= Aim =
Recast every line of the entries below as a single numbered list, omitting any blank lines.

= Exercise input =
>> BEGIN

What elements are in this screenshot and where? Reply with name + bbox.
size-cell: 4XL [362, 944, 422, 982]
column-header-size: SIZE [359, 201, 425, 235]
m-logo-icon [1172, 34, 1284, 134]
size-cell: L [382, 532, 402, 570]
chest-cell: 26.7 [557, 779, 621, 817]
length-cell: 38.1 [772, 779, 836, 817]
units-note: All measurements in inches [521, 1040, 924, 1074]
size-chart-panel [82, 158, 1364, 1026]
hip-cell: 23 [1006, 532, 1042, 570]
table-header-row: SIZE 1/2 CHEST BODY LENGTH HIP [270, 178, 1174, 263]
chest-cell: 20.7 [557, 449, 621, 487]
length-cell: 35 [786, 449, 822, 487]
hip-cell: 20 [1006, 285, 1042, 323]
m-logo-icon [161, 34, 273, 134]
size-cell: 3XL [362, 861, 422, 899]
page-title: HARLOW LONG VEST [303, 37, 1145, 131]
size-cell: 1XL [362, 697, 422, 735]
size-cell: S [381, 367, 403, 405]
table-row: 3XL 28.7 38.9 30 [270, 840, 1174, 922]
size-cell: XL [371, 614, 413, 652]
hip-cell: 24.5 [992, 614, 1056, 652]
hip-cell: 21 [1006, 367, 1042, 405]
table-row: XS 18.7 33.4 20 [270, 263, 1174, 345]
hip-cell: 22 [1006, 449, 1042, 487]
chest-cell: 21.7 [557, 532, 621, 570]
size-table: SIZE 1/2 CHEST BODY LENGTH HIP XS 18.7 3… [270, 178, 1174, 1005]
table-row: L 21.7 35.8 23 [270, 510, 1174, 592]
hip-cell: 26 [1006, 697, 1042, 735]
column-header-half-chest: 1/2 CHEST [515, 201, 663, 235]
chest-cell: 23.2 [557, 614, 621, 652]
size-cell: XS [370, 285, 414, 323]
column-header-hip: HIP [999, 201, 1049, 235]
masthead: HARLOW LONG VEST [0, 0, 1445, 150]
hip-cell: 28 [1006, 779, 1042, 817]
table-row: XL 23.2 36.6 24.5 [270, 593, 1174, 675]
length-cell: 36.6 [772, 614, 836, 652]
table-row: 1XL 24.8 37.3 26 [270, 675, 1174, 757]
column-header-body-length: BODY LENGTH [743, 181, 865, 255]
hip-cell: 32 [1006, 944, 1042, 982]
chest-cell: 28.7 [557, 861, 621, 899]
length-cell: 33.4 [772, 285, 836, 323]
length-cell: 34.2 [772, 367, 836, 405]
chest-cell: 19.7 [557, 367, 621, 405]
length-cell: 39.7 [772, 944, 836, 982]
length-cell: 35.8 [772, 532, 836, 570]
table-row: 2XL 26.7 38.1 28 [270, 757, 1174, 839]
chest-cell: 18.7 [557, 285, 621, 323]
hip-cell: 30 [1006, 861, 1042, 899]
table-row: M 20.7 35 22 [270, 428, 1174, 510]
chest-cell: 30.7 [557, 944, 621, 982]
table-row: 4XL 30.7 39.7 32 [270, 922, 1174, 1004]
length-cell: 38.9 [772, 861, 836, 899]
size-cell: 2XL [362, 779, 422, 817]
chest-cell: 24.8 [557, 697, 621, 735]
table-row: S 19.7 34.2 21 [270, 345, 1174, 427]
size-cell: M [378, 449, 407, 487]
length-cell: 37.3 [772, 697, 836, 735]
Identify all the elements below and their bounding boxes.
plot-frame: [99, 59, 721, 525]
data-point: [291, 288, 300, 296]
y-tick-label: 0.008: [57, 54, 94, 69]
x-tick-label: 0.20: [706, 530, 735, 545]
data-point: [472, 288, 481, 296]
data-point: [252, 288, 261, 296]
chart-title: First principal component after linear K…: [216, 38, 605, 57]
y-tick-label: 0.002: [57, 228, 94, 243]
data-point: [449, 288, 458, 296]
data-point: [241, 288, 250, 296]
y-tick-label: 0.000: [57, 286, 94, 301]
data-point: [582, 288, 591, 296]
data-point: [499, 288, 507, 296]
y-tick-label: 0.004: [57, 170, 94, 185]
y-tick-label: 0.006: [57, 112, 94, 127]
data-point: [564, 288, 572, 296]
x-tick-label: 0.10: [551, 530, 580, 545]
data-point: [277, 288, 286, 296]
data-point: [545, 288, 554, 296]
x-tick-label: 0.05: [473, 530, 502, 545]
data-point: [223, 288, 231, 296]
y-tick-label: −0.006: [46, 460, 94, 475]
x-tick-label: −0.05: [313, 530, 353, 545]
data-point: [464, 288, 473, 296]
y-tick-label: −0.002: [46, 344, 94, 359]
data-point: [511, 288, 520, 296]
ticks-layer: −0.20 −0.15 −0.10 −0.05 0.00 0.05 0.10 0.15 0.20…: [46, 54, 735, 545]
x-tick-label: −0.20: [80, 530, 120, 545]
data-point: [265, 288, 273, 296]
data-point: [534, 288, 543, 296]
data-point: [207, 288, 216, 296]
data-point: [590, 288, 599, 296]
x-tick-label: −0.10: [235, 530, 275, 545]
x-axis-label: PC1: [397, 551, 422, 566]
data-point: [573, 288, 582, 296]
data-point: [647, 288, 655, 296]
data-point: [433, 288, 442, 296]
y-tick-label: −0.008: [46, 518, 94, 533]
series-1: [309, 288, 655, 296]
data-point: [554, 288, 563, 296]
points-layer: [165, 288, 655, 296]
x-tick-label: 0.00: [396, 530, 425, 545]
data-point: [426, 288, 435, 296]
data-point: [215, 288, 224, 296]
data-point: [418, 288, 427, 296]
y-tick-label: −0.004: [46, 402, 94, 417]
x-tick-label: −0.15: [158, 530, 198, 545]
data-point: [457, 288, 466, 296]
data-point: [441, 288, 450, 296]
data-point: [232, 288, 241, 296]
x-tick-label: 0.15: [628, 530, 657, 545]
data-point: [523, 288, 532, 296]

>> END

= Task answer =
1. What elements are in this screenshot and where? Reply with name + bbox.
2. size-cell: 4XL [362, 944, 422, 982]
3. column-header-size: SIZE [359, 201, 425, 235]
4. m-logo-icon [1172, 34, 1284, 134]
5. size-cell: L [382, 532, 402, 570]
6. chest-cell: 26.7 [557, 779, 621, 817]
7. length-cell: 38.1 [772, 779, 836, 817]
8. units-note: All measurements in inches [521, 1040, 924, 1074]
9. size-chart-panel [82, 158, 1364, 1026]
10. hip-cell: 23 [1006, 532, 1042, 570]
11. table-header-row: SIZE 1/2 CHEST BODY LENGTH HIP [270, 178, 1174, 263]
12. chest-cell: 20.7 [557, 449, 621, 487]
13. length-cell: 35 [786, 449, 822, 487]
14. hip-cell: 20 [1006, 285, 1042, 323]
15. m-logo-icon [161, 34, 273, 134]
16. size-cell: 3XL [362, 861, 422, 899]
17. page-title: HARLOW LONG VEST [303, 37, 1145, 131]
18. size-cell: 1XL [362, 697, 422, 735]
19. size-cell: S [381, 367, 403, 405]
20. table-row: 3XL 28.7 38.9 30 [270, 840, 1174, 922]
21. size-cell: XL [371, 614, 413, 652]
22. hip-cell: 24.5 [992, 614, 1056, 652]
23. hip-cell: 21 [1006, 367, 1042, 405]
24. table-row: XS 18.7 33.4 20 [270, 263, 1174, 345]
25. hip-cell: 22 [1006, 449, 1042, 487]
26. chest-cell: 21.7 [557, 532, 621, 570]
27. size-table: SIZE 1/2 CHEST BODY LENGTH HIP XS 18.7 3… [270, 178, 1174, 1005]
28. table-row: L 21.7 35.8 23 [270, 510, 1174, 592]
29. hip-cell: 26 [1006, 697, 1042, 735]
30. column-header-half-chest: 1/2 CHEST [515, 201, 663, 235]
31. chest-cell: 23.2 [557, 614, 621, 652]
32. size-cell: XS [370, 285, 414, 323]
33. column-header-hip: HIP [999, 201, 1049, 235]
34. masthead: HARLOW LONG VEST [0, 0, 1445, 150]
35. hip-cell: 28 [1006, 779, 1042, 817]
36. table-row: XL 23.2 36.6 24.5 [270, 593, 1174, 675]
37. length-cell: 36.6 [772, 614, 836, 652]
38. table-row: 1XL 24.8 37.3 26 [270, 675, 1174, 757]
39. column-header-body-length: BODY LENGTH [743, 181, 865, 255]
40. hip-cell: 32 [1006, 944, 1042, 982]
41. chest-cell: 28.7 [557, 861, 621, 899]
42. length-cell: 33.4 [772, 285, 836, 323]
43. length-cell: 34.2 [772, 367, 836, 405]
44. chest-cell: 19.7 [557, 367, 621, 405]
45. length-cell: 39.7 [772, 944, 836, 982]
46. length-cell: 35.8 [772, 532, 836, 570]
47. table-row: 2XL 26.7 38.1 28 [270, 757, 1174, 839]
48. chest-cell: 18.7 [557, 285, 621, 323]
49. hip-cell: 30 [1006, 861, 1042, 899]
50. table-row: M 20.7 35 22 [270, 428, 1174, 510]
51. chest-cell: 30.7 [557, 944, 621, 982]
52. table-row: 4XL 30.7 39.7 32 [270, 922, 1174, 1004]
53. length-cell: 38.9 [772, 861, 836, 899]
54. size-cell: 2XL [362, 779, 422, 817]
55. chest-cell: 24.8 [557, 697, 621, 735]
56. table-row: S 19.7 34.2 21 [270, 345, 1174, 427]
57. size-cell: M [378, 449, 407, 487]
58. length-cell: 37.3 [772, 697, 836, 735]
59. Identify all the elements below and their bounding boxes.
60. plot-frame: [99, 59, 721, 525]
61. data-point: [291, 288, 300, 296]
62. y-tick-label: 0.008: [57, 54, 94, 69]
63. x-tick-label: 0.20: [706, 530, 735, 545]
64. data-point: [472, 288, 481, 296]
65. data-point: [252, 288, 261, 296]
66. chart-title: First principal component after linear K…: [216, 38, 605, 57]
67. y-tick-label: 0.002: [57, 228, 94, 243]
68. data-point: [449, 288, 458, 296]
69. data-point: [241, 288, 250, 296]
70. y-tick-label: 0.000: [57, 286, 94, 301]
71. data-point: [582, 288, 591, 296]
72. data-point: [499, 288, 507, 296]
73. y-tick-label: 0.004: [57, 170, 94, 185]
74. y-tick-label: 0.006: [57, 112, 94, 127]
75. data-point: [564, 288, 572, 296]
76. x-tick-label: 0.10: [551, 530, 580, 545]
77. data-point: [277, 288, 286, 296]
78. data-point: [545, 288, 554, 296]
79. x-tick-label: 0.05: [473, 530, 502, 545]
80. data-point: [223, 288, 231, 296]
81. y-tick-label: −0.006: [46, 460, 94, 475]
82. x-tick-label: −0.05: [313, 530, 353, 545]
83. data-point: [464, 288, 473, 296]
84. y-tick-label: −0.002: [46, 344, 94, 359]
85. data-point: [511, 288, 520, 296]
86. ticks-layer: −0.20 −0.15 −0.10 −0.05 0.00 0.05 0.10 0.15 0.20…: [46, 54, 735, 545]
87. x-tick-label: −0.20: [80, 530, 120, 545]
88. data-point: [265, 288, 273, 296]
89. data-point: [534, 288, 543, 296]
90. data-point: [207, 288, 216, 296]
91. data-point: [590, 288, 599, 296]
92. x-tick-label: −0.10: [235, 530, 275, 545]
93. x-axis-label: PC1: [397, 551, 422, 566]
94. data-point: [573, 288, 582, 296]
95. data-point: [647, 288, 655, 296]
96. data-point: [433, 288, 442, 296]
97. y-tick-label: −0.008: [46, 518, 94, 533]
98. series-1: [309, 288, 655, 296]
99. data-point: [554, 288, 563, 296]
100. points-layer: [165, 288, 655, 296]
101. x-tick-label: 0.00: [396, 530, 425, 545]
102. data-point: [426, 288, 435, 296]
103. data-point: [215, 288, 224, 296]
104. data-point: [418, 288, 427, 296]
105. y-tick-label: −0.004: [46, 402, 94, 417]
106. x-tick-label: −0.15: [158, 530, 198, 545]
107. data-point: [457, 288, 466, 296]
108. data-point: [441, 288, 450, 296]
109. data-point: [232, 288, 241, 296]
110. x-tick-label: 0.15: [628, 530, 657, 545]
111. data-point: [523, 288, 532, 296]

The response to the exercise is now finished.